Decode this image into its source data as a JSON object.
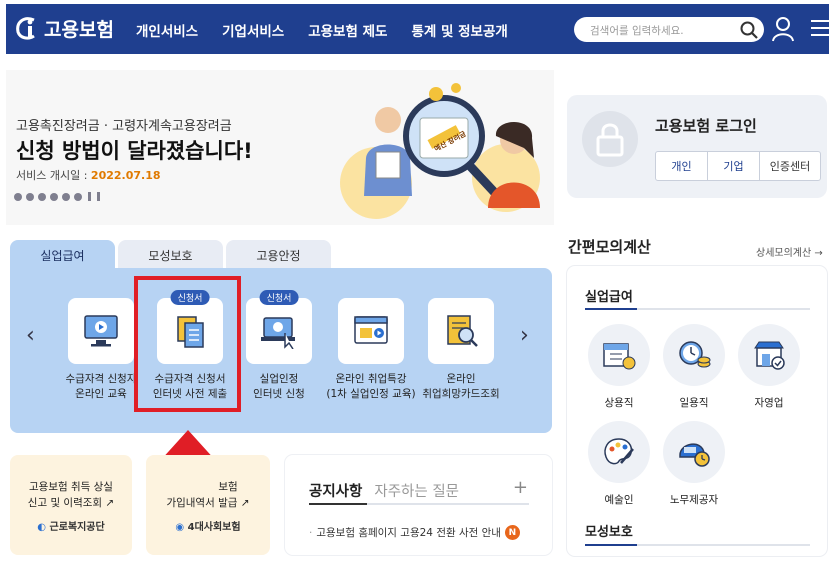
{
  "header": {
    "logo_text": "고용보험",
    "nav": [
      "개인서비스",
      "기업서비스",
      "고용보험 제도",
      "통계 및 정보공개"
    ],
    "search_placeholder": "검색어를 입력하세요.",
    "colors": {
      "bar": "#1f3f8f"
    }
  },
  "banner": {
    "subtitle": "고용촉진장려금 · 고령자계속고용장려금",
    "title": "신청 방법이 달라졌습니다!",
    "date_label": "서비스 개시일 :",
    "date_value": "2022.07.18",
    "art_label": "예산 장려금",
    "dot_count": 6
  },
  "login": {
    "title": "고용보험 로그인",
    "buttons": [
      "개인",
      "기업",
      "인증센터"
    ]
  },
  "service_tabs": {
    "tabs": [
      "실업급여",
      "모성보호",
      "고용안정"
    ],
    "active": 0,
    "items": [
      {
        "line1": "수급자격 신청자",
        "line2": "온라인 교육",
        "badge": ""
      },
      {
        "line1": "수급자격 신청서",
        "line2": "인터넷 사전 제출",
        "badge": "신청서"
      },
      {
        "line1": "실업인정",
        "line2": "인터넷 신청",
        "badge": "신청서"
      },
      {
        "line1": "온라인 취업특강",
        "line2": "(1차 실업인정 교육)",
        "badge": ""
      },
      {
        "line1": "온라인",
        "line2": "취업희망카드조회",
        "badge": ""
      }
    ]
  },
  "cards": [
    {
      "line1": "고용보험 취득 상실",
      "line2": "신고 및 이력조회 ↗",
      "org": "근로복지공단"
    },
    {
      "line1": "보험",
      "line2": "가입내역서 발급 ↗",
      "org": "4대사회보험"
    }
  ],
  "notice": {
    "tabs": [
      "공지사항",
      "자주하는 질문"
    ],
    "plus": "+",
    "item": "고용보험 홈페이지 고용24 전환 사전 안내",
    "badge": "N"
  },
  "calculator": {
    "title": "간편모의계산",
    "more": "상세모의계산 →",
    "section1": "실업급여",
    "jobs": [
      "상용직",
      "일용직",
      "자영업",
      "예술인",
      "노무제공자"
    ],
    "section2": "모성보호"
  },
  "highlight": {
    "color": "#e01e26"
  }
}
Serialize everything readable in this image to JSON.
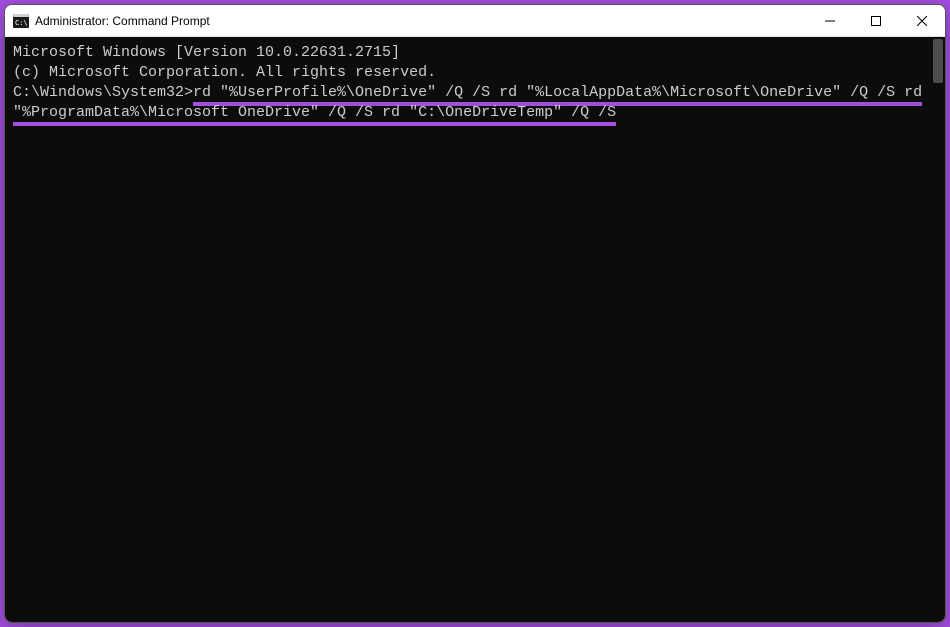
{
  "titlebar": {
    "title": "Administrator: Command Prompt"
  },
  "terminal": {
    "line1": "Microsoft Windows [Version 10.0.22631.2715]",
    "line2": "(c) Microsoft Corporation. All rights reserved.",
    "blank": "",
    "prompt": "C:\\Windows\\System32>",
    "cmd_part1": "rd \"%UserProfile%\\OneDrive\" /Q /S rd \"%LocalAppData%\\Microsoft\\OneDrive\" /Q /S rd",
    "cmd_part2": "\"%ProgramData%\\Microsoft OneDrive\" /Q /S rd \"C:\\OneDriveTemp\" /Q /S"
  }
}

§ **Set task**
Scan the lines for the string "Windows". Pick out every line that has it.

§ **Output of the task**
    "line1": "Microsoft Windows [Version 10.0.22631.2715]",
    "prompt": "C:\\Windows\\System32>",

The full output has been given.